TASK OBJECTIVE »
Only the pictures are omitted; repeat all other data exactly.

EXERCISE INPUTS »

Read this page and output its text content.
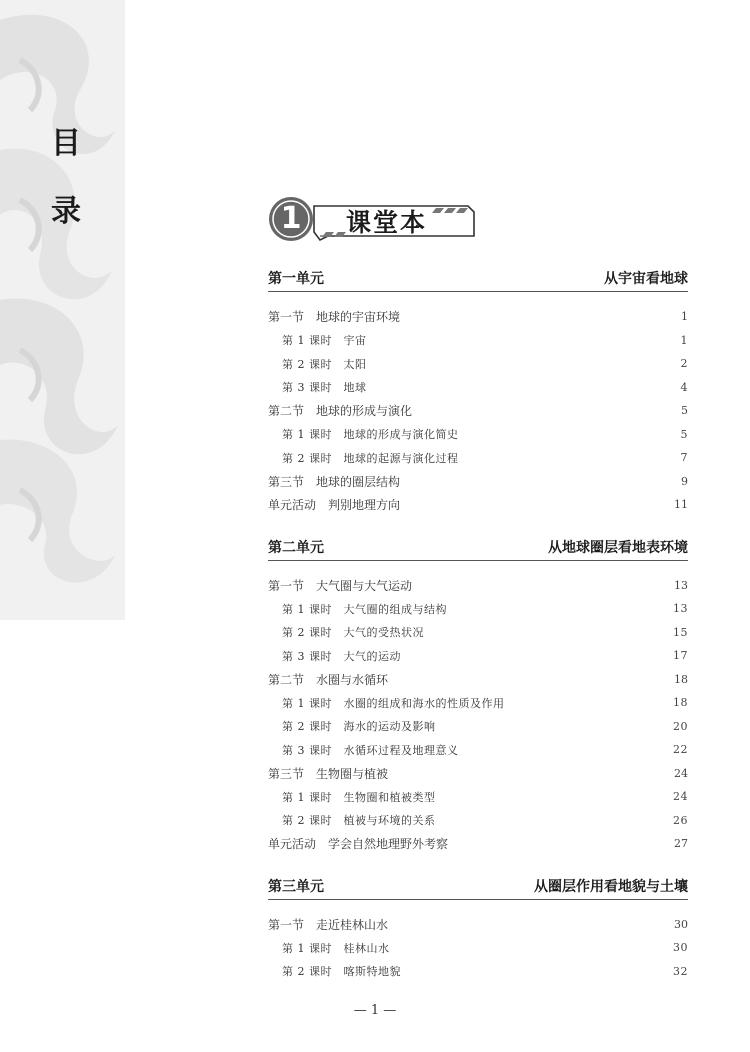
目
录	1	课堂本
第一单元	从宇宙看地球
第一节　地球的宇宙环境	1
第 1 课时　宇宙	1
第 2 课时　太阳	2
第 3 课时　地球	4
第二节　地球的形成与演化	5
第 1 课时　地球的形成与演化简史	5
第 2 课时　地球的起源与演化过程	7
第三节　地球的圈层结构	9
单元活动　判别地理方向	11
第二单元	从地球圈层看地表环境
第一节　大气圈与大气运动	13
第 1 课时　大气圈的组成与结构	13
第 2 课时　大气的受热状况	15
第 3 课时　大气的运动	17
第二节　水圈与水循环	18
第 1 课时　水圈的组成和海水的性质及作用	18
第 2 课时　海水的运动及影响	20
第 3 课时　水循环过程及地理意义	22
第三节　生物圈与植被	24
第 1 课时　生物圈和植被类型	24
第 2 课时　植被与环境的关系	26
单元活动　学会自然地理野外考察	27
第三单元	从圈层作用看地貌与土壤
第一节　走近桂林山水	30
第 1 课时　桂林山水	30
第 2 课时　喀斯特地貌	32
— 1 —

ANSWER FOR THE TASK »
Read this page and output its text content.
目
录	1	课堂本
第一单元	从宇宙看地球
第一节　地球的宇宙环境	1
第 1 课时　宇宙	1
第 2 课时　太阳	2
第 3 课时　地球	4
第二节　地球的形成与演化	5
第 1 课时　地球的形成与演化简史	5
第 2 课时　地球的起源与演化过程	7
第三节　地球的圈层结构	9
单元活动　判别地理方向	11
第二单元	从地球圈层看地表环境
第一节　大气圈与大气运动	13
第 1 课时　大气圈的组成与结构	13
第 2 课时　大气的受热状况	15
第 3 课时　大气的运动	17
第二节　水圈与水循环	18
第 1 课时　水圈的组成和海水的性质及作用	18
第 2 课时　海水的运动及影响	20
第 3 课时　水循环过程及地理意义	22
第三节　生物圈与植被	24
第 1 课时　生物圈和植被类型	24
第 2 课时　植被与环境的关系	26
单元活动　学会自然地理野外考察	27
第三单元	从圈层作用看地貌与土壤
第一节　走近桂林山水	30
第 1 课时　桂林山水	30
第 2 课时　喀斯特地貌	32
— 1 —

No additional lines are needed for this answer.